Show every line below where "ресурсов" can be found.

#### DATA SECTION ####

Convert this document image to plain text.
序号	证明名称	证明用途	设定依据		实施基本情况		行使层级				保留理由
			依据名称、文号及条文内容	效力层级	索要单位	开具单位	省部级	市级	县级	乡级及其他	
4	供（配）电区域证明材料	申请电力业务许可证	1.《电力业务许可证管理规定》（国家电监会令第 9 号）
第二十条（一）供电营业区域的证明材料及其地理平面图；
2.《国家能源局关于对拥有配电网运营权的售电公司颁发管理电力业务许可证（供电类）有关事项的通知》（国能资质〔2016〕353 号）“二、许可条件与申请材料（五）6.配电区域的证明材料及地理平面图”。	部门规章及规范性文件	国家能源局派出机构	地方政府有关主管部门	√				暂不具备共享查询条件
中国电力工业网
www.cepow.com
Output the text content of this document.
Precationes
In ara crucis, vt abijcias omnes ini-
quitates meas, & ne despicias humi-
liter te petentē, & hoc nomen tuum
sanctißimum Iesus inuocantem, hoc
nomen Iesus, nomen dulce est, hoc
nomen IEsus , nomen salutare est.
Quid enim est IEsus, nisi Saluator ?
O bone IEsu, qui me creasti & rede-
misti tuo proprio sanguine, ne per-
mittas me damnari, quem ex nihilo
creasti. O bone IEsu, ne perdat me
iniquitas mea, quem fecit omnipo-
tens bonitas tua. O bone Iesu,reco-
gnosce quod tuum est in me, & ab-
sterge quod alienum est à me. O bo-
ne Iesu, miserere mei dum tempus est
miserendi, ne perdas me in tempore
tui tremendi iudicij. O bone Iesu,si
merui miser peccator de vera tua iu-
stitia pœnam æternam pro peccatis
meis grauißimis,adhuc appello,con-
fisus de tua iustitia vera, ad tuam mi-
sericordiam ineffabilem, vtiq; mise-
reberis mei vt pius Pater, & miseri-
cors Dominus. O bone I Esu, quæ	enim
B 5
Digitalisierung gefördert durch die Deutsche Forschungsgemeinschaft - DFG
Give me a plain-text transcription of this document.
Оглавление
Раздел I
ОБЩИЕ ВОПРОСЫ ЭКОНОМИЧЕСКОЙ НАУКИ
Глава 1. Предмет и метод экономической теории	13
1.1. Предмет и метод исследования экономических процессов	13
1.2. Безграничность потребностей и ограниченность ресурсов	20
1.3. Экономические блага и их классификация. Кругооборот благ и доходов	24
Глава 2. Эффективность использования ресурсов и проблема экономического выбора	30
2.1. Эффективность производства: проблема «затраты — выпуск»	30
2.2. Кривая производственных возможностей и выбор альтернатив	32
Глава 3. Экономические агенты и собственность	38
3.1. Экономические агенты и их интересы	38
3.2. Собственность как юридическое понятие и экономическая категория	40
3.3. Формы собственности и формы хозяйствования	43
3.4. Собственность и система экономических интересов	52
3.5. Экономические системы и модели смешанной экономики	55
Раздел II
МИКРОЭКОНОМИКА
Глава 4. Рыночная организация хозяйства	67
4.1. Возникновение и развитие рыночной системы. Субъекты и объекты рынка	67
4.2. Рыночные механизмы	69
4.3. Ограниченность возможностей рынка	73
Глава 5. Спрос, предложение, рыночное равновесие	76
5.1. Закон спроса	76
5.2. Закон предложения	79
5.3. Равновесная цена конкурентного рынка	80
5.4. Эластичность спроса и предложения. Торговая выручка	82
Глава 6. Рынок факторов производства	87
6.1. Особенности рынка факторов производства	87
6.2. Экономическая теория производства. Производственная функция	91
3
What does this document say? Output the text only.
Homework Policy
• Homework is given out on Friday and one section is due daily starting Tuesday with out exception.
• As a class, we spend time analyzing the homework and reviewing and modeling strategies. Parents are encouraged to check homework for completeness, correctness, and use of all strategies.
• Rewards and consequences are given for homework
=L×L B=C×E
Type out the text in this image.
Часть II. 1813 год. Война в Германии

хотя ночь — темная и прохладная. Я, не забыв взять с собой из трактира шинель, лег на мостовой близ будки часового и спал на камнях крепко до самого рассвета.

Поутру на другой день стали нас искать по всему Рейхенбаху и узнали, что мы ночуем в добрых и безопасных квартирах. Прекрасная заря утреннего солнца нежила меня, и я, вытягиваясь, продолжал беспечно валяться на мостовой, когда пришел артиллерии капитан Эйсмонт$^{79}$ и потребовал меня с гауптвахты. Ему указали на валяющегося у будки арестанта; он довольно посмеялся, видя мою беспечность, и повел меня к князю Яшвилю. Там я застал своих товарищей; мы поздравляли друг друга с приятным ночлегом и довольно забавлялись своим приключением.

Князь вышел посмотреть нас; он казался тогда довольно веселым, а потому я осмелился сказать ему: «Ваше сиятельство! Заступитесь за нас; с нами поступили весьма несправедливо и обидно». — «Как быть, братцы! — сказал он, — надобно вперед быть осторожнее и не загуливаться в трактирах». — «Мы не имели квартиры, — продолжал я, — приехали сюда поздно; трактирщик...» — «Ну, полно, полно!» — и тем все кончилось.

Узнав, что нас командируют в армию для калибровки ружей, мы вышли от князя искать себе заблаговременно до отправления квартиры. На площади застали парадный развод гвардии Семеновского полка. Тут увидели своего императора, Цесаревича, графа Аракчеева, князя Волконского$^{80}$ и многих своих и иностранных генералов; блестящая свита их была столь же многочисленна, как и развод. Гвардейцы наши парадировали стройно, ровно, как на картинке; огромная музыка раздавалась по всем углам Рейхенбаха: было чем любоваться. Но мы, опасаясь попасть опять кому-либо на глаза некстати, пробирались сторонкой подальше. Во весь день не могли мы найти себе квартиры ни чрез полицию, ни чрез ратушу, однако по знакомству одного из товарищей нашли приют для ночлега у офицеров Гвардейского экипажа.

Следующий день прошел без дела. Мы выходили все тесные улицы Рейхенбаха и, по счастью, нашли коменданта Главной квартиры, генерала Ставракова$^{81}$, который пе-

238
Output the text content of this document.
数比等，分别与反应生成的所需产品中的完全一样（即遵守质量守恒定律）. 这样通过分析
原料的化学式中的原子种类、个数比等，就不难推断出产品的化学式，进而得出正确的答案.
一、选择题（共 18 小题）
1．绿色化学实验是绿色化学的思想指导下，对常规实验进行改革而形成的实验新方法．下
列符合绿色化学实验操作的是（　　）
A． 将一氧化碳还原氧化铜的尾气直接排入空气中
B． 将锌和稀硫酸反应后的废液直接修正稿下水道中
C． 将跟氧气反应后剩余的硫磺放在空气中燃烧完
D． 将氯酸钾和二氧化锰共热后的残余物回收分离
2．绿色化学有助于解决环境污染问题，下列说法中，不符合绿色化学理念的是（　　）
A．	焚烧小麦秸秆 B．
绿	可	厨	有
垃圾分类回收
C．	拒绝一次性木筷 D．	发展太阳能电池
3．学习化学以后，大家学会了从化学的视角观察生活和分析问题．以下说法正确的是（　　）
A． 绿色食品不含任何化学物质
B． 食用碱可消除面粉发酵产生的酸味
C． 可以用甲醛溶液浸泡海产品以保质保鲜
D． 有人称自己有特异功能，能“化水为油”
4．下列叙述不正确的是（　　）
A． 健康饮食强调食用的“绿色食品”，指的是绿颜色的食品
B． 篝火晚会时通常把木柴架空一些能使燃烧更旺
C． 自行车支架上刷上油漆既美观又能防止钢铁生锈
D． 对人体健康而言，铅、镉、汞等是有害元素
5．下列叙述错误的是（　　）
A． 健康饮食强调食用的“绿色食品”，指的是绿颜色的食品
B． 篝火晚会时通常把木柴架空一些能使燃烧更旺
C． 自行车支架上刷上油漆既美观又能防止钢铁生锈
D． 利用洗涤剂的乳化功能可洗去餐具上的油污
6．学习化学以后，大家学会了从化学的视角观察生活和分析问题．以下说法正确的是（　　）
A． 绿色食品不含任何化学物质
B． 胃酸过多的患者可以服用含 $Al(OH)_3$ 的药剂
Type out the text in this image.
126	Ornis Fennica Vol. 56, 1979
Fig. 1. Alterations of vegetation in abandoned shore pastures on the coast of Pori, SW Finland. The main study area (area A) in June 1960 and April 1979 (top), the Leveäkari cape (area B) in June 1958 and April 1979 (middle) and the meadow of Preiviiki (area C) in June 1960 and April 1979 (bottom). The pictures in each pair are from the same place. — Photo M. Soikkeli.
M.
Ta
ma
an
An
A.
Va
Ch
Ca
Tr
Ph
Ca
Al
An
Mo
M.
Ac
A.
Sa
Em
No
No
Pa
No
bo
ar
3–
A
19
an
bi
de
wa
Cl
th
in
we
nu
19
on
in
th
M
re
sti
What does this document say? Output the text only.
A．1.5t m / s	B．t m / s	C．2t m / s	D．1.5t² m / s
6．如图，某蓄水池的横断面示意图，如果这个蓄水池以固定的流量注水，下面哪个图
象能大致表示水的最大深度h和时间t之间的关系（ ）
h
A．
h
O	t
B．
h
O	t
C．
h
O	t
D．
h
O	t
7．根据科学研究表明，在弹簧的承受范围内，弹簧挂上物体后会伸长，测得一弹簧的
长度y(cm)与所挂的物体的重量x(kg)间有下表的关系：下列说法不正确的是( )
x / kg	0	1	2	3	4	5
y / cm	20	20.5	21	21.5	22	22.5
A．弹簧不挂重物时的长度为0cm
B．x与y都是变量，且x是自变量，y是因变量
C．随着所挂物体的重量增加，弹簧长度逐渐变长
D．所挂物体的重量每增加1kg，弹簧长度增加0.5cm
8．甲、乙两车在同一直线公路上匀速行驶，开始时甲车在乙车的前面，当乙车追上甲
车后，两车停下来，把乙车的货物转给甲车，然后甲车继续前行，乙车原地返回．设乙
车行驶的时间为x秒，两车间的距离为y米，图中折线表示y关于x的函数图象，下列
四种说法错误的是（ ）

####

### TASK RESPONSE
1.2. Безграничность потребностей и ограниченность ресурсов	20
Глава 2. Эффективность использования ресурсов и проблема экономического выбора	30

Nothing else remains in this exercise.